● DOCUMENT SEGMENT

Court of Appeals of Virginia. Argued at Richmond, Virginia
Aug 2, 1994
Record No. 2305-92-3 (Va. Ct. App. Aug. 2, 1994)

Opinion

Record No. 2305-92-3

Decided: August 2, 1994

FROM THE CIRCUIT COURT OF BOTETOURT COUNTY, George E. Honts, III, Judge

Reversed and remanded.

Charles R. Allen, Jr., for appellant.

Kathleen B. Martin, Assistant Attorney General (James S. Gilmore, III, Attorney General, on brief), for appellee.

Present: Judges Benton, Willis and Elder


MEMORANDUM OPINION

Pursuant to Code Sec. 17-116.010 this opinion is not designated for publication.


Barry Wayne Mills, Jr. appeals his convictions on three counts of breaking and entering with intent to commit larceny and one count of grand larceny. He contends that the trial court erred (1) in denying his motion to sever; (2) in giving jury instruction 5, which limited the jury's consideration of evidence of crimes other than those for which he was on trial to determining the existence of a common scheme or plan; and (3) in allowing Deputy Sheriff Dudding to testify about his investigation of the crimes charged. For the reasons that follow, we reverse his convictions.

I.

Appellant argues that the trial court erred in denying his motion to sever so that all but the two offenses involving the Rainbow Forest Baptist Church could be tried separately. Rule 3A:10(b) allows the trial court to try the accused for more than one offense at a time "if justice does not require separate trials and (i) the offenses meet the requirements of Rule 3A:6(b) or (ii) the accused and the Commonwealth's attorney consent thereto." Because appellant did not consent to joint trial of these offenses, we must examine whether the dictates of both Rule 3A:6(b) and justice required separate trials.

Under Rule 3A:6(b), "[o]ffenses may be joined if (1) the offenses are based on 'the same act or transaction,' (2) the offenses are based on 'two or more acts or transactions that are connected,' or (3) the offenses 'constitute parts of a common scheme or plan.' " Cook v. Commonwealth, 7 Va. App. 225, 228, 372 S.E.2d 780, 782 (1988). If the offenses are merely "multiple offenses of a similar nature committed by the same people" they do not meet the requirements of Rule 3A:6(b). Spence v. Commonwealth, 12 Va. App. 1040, 1043, 407 S.E.2d 916, 917 (1991). These determinations rest within the sound discretion of the trial court and will not be reversed absent a showing of abuse of that discretion. Ferrell v. Commonwealth, 11 Va. App. 380, 386, 399 S.E.2d 614, 617 (1990).

These offenses were not part of the "[s]ame act or transaction" under the first prong of Rule 3A:6(b). Each offense was a separate act taking place at a different location and at a different time. The Commonwealth argues that the offenses were properly tried together both because they were interconnected and they were part of a common scheme or plan, thus satisfying the second and third prongs of Rule 3A:6(b). The Commonwealth contends that this is supported by a similar modus operandi.

Spatial annotation records:
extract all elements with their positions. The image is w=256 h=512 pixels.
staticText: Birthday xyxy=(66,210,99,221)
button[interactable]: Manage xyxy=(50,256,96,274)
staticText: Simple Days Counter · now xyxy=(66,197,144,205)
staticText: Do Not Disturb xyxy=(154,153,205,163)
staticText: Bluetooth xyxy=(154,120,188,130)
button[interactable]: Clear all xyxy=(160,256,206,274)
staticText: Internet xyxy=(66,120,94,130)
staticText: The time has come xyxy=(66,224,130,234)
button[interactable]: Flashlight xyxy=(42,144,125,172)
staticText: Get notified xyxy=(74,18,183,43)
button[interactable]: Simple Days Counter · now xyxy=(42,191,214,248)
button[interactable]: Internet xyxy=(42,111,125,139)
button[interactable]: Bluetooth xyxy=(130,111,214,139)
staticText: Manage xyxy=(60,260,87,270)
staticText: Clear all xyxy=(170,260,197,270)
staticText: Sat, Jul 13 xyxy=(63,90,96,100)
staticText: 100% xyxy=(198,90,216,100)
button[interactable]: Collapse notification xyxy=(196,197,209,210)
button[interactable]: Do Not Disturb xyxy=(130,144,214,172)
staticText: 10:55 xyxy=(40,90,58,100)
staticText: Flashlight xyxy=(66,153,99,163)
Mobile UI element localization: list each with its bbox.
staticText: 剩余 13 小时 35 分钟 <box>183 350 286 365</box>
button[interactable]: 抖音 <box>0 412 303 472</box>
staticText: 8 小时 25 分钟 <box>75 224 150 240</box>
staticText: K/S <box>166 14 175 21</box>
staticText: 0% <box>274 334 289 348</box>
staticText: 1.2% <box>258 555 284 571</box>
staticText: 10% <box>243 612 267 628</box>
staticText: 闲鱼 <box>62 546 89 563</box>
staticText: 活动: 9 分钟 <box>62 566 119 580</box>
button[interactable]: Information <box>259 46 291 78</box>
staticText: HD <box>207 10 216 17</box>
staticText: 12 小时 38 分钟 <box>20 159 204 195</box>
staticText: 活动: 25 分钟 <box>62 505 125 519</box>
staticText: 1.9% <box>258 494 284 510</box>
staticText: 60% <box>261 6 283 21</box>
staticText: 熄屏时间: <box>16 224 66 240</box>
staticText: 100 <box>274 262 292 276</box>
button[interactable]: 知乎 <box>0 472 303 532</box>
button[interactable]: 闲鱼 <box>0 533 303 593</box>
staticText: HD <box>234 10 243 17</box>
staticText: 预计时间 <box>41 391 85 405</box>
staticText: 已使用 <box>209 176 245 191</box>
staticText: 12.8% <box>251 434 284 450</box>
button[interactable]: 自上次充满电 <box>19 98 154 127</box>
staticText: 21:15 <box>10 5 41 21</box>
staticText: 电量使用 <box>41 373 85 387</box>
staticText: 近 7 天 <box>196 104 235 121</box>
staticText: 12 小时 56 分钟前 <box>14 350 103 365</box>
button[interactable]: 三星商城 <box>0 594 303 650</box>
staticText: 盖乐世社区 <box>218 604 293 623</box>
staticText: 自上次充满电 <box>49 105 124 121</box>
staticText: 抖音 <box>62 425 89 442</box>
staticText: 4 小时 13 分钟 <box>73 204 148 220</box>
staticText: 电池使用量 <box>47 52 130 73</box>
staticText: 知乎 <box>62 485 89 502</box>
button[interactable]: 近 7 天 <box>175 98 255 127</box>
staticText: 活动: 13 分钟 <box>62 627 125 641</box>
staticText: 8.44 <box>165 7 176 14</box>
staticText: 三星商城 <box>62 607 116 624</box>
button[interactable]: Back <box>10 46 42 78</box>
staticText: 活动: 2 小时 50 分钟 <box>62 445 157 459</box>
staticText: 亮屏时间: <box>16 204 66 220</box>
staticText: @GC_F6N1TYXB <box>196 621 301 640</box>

● EXERCISE
Copy the part of the court opinion starting at "Present: Judges Benton, Willis" and ending at "reverse his convictions.".

● EXERCISE SOLUTION
Present: Judges Benton, Willis and Elder


MEMORANDUM OPINION

Pursuant to Code Sec. 17-116.010 this opinion is not designated for publication.


Barry Wayne Mills, Jr. appeals his convictions on three counts of breaking and entering with intent to commit larceny and one count of grand larceny. He contends that the trial court erred (1) in denying his motion to sever; (2) in giving jury instruction 5, which limited the jury's consideration of evidence of crimes other than those for which he was on trial to determining the existence of a common scheme or plan; and (3) in allowing Deputy Sheriff Dudding to testify about his investigation of the crimes charged. For the reasons that follow, we reverse his convictions.